(Dataset entries)
+-------+

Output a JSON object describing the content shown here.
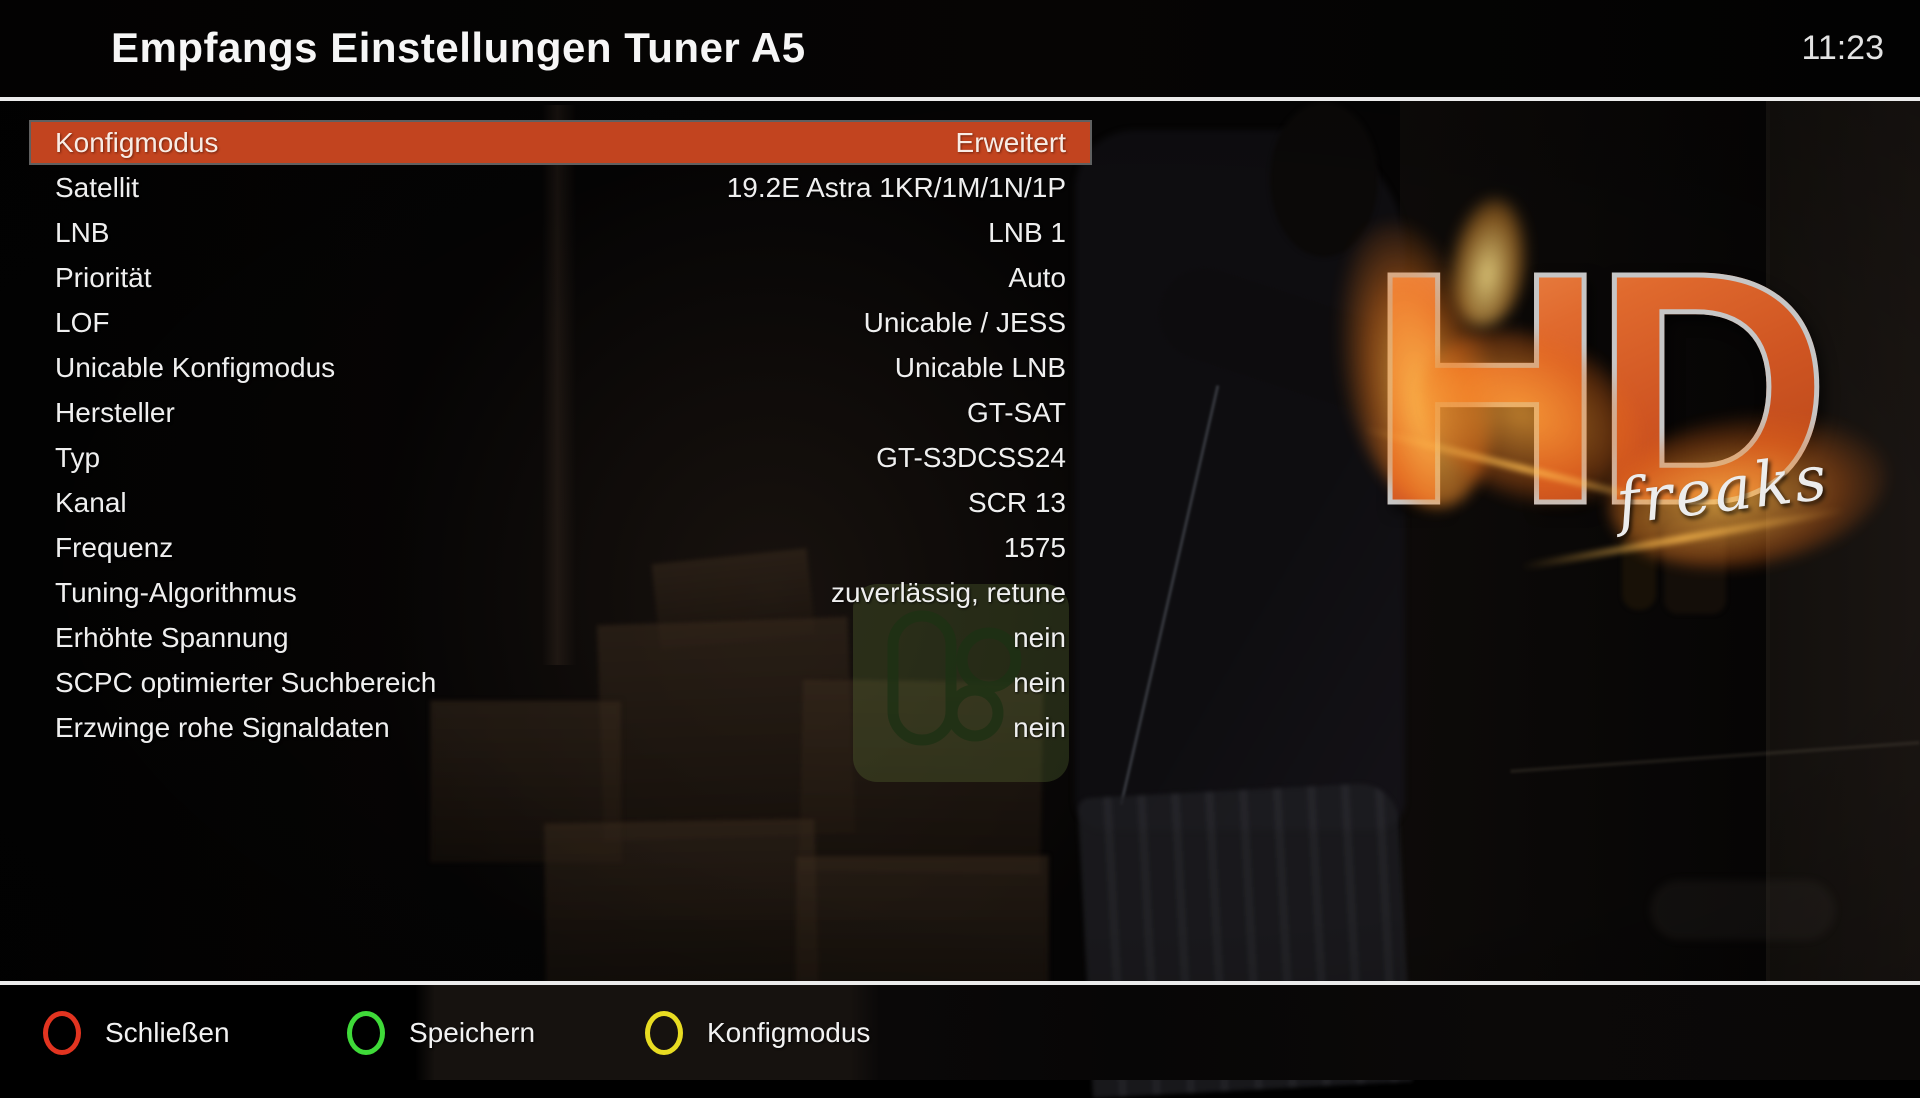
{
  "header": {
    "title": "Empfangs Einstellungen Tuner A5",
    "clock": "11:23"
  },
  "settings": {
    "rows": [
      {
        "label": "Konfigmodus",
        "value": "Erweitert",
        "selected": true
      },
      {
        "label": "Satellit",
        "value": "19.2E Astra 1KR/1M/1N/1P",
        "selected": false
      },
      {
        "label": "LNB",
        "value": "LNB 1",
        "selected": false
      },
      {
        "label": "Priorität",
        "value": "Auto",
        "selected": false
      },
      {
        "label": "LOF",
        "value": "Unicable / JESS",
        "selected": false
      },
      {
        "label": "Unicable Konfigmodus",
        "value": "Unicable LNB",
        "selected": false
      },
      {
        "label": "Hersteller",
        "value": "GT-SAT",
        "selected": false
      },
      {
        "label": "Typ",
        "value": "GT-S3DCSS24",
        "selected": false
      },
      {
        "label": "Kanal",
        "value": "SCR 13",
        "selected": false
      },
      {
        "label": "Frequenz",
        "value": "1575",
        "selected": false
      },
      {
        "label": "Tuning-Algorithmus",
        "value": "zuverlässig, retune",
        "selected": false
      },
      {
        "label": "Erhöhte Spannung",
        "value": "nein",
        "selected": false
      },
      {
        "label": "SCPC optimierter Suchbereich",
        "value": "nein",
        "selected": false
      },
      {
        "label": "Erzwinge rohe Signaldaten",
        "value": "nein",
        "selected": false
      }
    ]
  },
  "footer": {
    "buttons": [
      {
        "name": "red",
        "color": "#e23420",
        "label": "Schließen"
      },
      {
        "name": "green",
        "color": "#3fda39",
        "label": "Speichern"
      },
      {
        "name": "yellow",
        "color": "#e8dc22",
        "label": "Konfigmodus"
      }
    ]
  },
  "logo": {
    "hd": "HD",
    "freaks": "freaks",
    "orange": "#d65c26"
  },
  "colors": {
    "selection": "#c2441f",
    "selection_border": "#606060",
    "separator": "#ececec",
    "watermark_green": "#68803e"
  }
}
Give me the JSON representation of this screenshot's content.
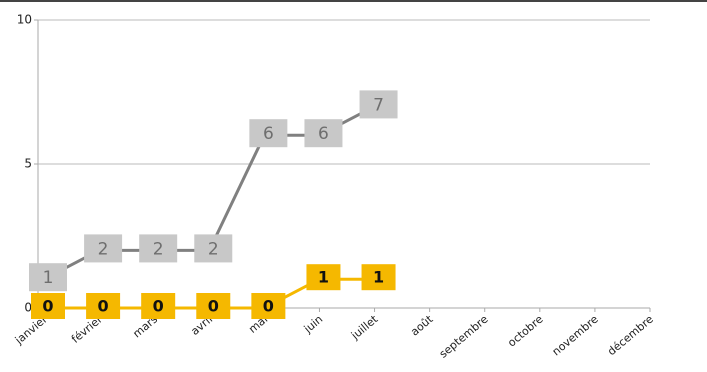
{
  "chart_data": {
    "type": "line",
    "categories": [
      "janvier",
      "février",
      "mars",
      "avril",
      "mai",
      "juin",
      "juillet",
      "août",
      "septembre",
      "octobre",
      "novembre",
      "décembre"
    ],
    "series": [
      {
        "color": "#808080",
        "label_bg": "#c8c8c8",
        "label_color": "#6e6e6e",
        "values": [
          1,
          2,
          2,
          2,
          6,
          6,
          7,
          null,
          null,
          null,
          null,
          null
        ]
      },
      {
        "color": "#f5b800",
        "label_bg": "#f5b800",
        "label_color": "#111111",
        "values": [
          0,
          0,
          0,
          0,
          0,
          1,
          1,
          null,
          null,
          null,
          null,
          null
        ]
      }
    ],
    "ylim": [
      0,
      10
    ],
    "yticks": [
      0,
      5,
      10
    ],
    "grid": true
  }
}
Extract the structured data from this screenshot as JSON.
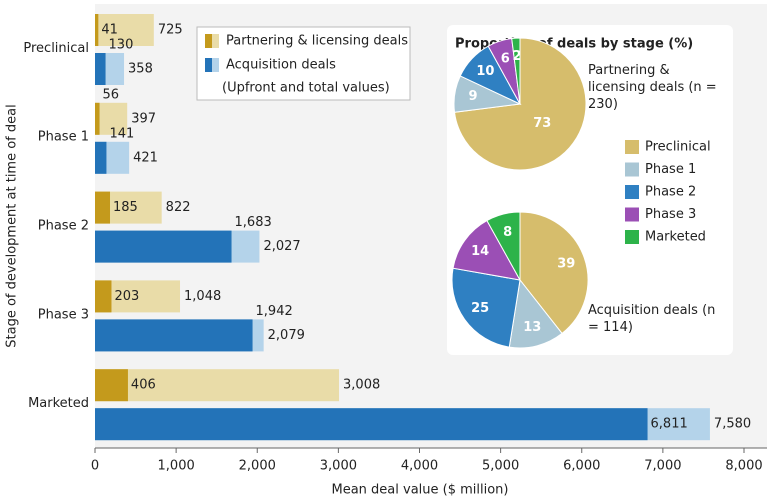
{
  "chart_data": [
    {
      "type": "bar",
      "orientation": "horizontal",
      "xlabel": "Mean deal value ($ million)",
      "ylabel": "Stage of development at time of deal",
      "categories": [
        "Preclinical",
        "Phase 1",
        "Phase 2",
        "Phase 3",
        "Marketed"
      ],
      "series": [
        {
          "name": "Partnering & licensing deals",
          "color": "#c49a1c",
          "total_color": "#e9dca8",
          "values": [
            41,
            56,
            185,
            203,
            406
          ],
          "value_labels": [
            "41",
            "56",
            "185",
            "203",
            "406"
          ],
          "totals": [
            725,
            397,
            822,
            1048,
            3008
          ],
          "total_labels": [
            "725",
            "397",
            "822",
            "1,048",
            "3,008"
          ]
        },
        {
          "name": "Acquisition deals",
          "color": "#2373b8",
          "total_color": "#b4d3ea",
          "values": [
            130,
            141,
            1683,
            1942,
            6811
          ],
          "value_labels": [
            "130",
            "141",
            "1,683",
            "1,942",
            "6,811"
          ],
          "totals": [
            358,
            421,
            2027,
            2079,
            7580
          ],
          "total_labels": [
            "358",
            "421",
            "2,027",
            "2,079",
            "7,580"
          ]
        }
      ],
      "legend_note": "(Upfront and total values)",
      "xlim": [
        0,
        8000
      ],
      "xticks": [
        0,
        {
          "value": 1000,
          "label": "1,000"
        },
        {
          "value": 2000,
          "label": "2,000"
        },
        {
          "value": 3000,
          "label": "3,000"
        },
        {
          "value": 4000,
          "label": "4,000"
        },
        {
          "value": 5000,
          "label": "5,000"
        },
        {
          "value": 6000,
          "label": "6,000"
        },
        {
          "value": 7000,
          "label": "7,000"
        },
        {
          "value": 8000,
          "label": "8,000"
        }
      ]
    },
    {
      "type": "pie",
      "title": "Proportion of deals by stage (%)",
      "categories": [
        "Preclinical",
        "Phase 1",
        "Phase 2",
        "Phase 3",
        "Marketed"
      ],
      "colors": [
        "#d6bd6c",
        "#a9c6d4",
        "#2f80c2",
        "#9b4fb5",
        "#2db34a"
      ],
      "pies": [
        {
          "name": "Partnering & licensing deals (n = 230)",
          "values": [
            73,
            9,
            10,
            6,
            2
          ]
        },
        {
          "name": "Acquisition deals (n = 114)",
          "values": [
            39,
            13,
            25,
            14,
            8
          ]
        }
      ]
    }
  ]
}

+-------+

* _SHORT PROBLEM_
Reproduce each line of the records exactly, and omit every picture.

* _SOLUTION_
Output a JSON object describing the content shown here.
{
  "header": {
    "title": "Empfangs Einstellungen Tuner A5",
    "clock": "11:23"
  },
  "settings": {
    "rows": [
      {
        "label": "Konfigmodus",
        "value": "Erweitert",
        "selected": true
      },
      {
        "label": "Satellit",
        "value": "19.2E Astra 1KR/1M/1N/1P",
        "selected": false
      },
      {
        "label": "LNB",
        "value": "LNB 1",
        "selected": false
      },
      {
        "label": "Priorität",
        "value": "Auto",
        "selected": false
      },
      {
        "label": "LOF",
        "value": "Unicable / JESS",
        "selected": false
      },
      {
        "label": "Unicable Konfigmodus",
        "value": "Unicable LNB",
        "selected": false
      },
      {
        "label": "Hersteller",
        "value": "GT-SAT",
        "selected": false
      },
      {
        "label": "Typ",
        "value": "GT-S3DCSS24",
        "selected": false
      },
      {
        "label": "Kanal",
        "value": "SCR 13",
        "selected": false
      },
      {
        "label": "Frequenz",
        "value": "1575",
        "selected": false
      },
      {
        "label": "Tuning-Algorithmus",
        "value": "zuverlässig, retune",
        "selected": false
      },
      {
        "label": "Erhöhte Spannung",
        "value": "nein",
        "selected": false
      },
      {
        "label": "SCPC optimierter Suchbereich",
        "value": "nein",
        "selected": false
      },
      {
        "label": "Erzwinge rohe Signaldaten",
        "value": "nein",
        "selected": false
      }
    ]
  },
  "footer": {
    "buttons": [
      {
        "name": "red",
        "color": "#e23420",
        "label": "Schließen"
      },
      {
        "name": "green",
        "color": "#3fda39",
        "label": "Speichern"
      },
      {
        "name": "yellow",
        "color": "#e8dc22",
        "label": "Konfigmodus"
      }
    ]
  },
  "logo": {
    "hd": "HD",
    "freaks": "freaks",
    "orange": "#d65c26"
  },
  "colors": {
    "selection": "#c2441f",
    "selection_border": "#606060",
    "separator": "#ececec",
    "watermark_green": "#68803e"
  }
}
Give me the JSON representation of this screenshot's content.
{
  "chart_data": {
    "type": "line",
    "categories": [
      "janvier",
      "février",
      "mars",
      "avril",
      "mai",
      "juin",
      "juillet",
      "août",
      "septembre",
      "octobre",
      "novembre",
      "décembre"
    ],
    "series": [
      {
        "color": "#808080",
        "label_bg": "#c8c8c8",
        "label_color": "#6e6e6e",
        "values": [
          1,
          2,
          2,
          2,
          6,
          6,
          7,
          null,
          null,
          null,
          null,
          null
        ]
      },
      {
        "color": "#f5b800",
        "label_bg": "#f5b800",
        "label_color": "#111111",
        "values": [
          0,
          0,
          0,
          0,
          0,
          1,
          1,
          null,
          null,
          null,
          null,
          null
        ]
      }
    ],
    "ylim": [
      0,
      10
    ],
    "yticks": [
      0,
      5,
      10
    ],
    "grid": true
  }
}
Extract the structured data from this screenshot as JSON.
{
  "chart_data": [
    {
      "type": "bar",
      "orientation": "horizontal",
      "xlabel": "Mean deal value ($ million)",
      "ylabel": "Stage of development at time of deal",
      "categories": [
        "Preclinical",
        "Phase 1",
        "Phase 2",
        "Phase 3",
        "Marketed"
      ],
      "series": [
        {
          "name": "Partnering & licensing deals",
          "color": "#c49a1c",
          "total_color": "#e9dca8",
          "values": [
            41,
            56,
            185,
            203,
            406
          ],
          "value_labels": [
            "41",
            "56",
            "185",
            "203",
            "406"
          ],
          "totals": [
            725,
            397,
            822,
            1048,
            3008
          ],
          "total_labels": [
            "725",
            "397",
            "822",
            "1,048",
            "3,008"
          ]
        },
        {
          "name": "Acquisition deals",
          "color": "#2373b8",
          "total_color": "#b4d3ea",
          "values": [
            130,
            141,
            1683,
            1942,
            6811
          ],
          "value_labels": [
            "130",
            "141",
            "1,683",
            "1,942",
            "6,811"
          ],
          "totals": [
            358,
            421,
            2027,
            2079,
            7580
          ],
          "total_labels": [
            "358",
            "421",
            "2,027",
            "2,079",
            "7,580"
          ]
        }
      ],
      "legend_note": "(Upfront and total values)",
      "xlim": [
        0,
        8000
      ],
      "xticks": [
        0,
        {
          "value": 1000,
          "label": "1,000"
        },
        {
          "value": 2000,
          "label": "2,000"
        },
        {
          "value": 3000,
          "label": "3,000"
        },
        {
          "value": 4000,
          "label": "4,000"
        },
        {
          "value": 5000,
          "label": "5,000"
        },
        {
          "value": 6000,
          "label": "6,000"
        },
        {
          "value": 7000,
          "label": "7,000"
        },
        {
          "value": 8000,
          "label": "8,000"
        }
      ]
    },
    {
      "type": "pie",
      "title": "Proportion of deals by stage (%)",
      "categories": [
        "Preclinical",
        "Phase 1",
        "Phase 2",
        "Phase 3",
        "Marketed"
      ],
      "colors": [
        "#d6bd6c",
        "#a9c6d4",
        "#2f80c2",
        "#9b4fb5",
        "#2db34a"
      ],
      "pies": [
        {
          "name": "Partnering & licensing deals (n = 230)",
          "values": [
            73,
            9,
            10,
            6,
            2
          ]
        },
        {
          "name": "Acquisition deals (n = 114)",
          "values": [
            39,
            13,
            25,
            14,
            8
          ]
        }
      ]
    }
  ]
}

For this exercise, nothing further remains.